◆ **AIM OF THE TASK**
Repeat every line of the listing below exactly, minus the pictures.

◆ **PROVIDED RECORDS**
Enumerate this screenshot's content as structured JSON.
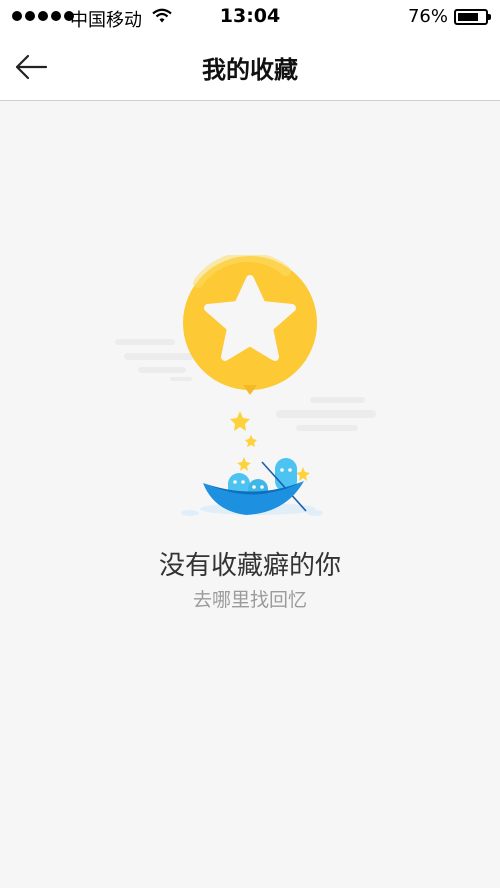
{
  "status_bar": {
    "carrier": "中国移动",
    "time": "13:04",
    "battery_percent": "76%",
    "battery_level": 0.76
  },
  "nav": {
    "back_icon": "arrow-left-icon",
    "title": "我的收藏"
  },
  "empty_state": {
    "illustration_icon": "star-balloon-boat-icon",
    "title": "没有收藏癖的你",
    "link": "去哪里找回忆"
  },
  "colors": {
    "background": "#f6f6f6",
    "balloon": "#fdc934",
    "boat": "#1e90e0",
    "ghost": "#4cc3f0",
    "star": "#fdd23a"
  }
}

◆ **TASK SOLUTION**
Enumerate this screenshot's content as structured JSON.
{
  "status_bar": {
    "carrier": "中国移动",
    "time": "13:04",
    "battery_percent": "76%",
    "battery_level": 0.76
  },
  "nav": {
    "back_icon": "arrow-left-icon",
    "title": "我的收藏"
  },
  "empty_state": {
    "illustration_icon": "star-balloon-boat-icon",
    "title": "没有收藏癖的你",
    "link": "去哪里找回忆"
  },
  "colors": {
    "background": "#f6f6f6",
    "balloon": "#fdc934",
    "boat": "#1e90e0",
    "ghost": "#4cc3f0",
    "star": "#fdd23a"
  }
}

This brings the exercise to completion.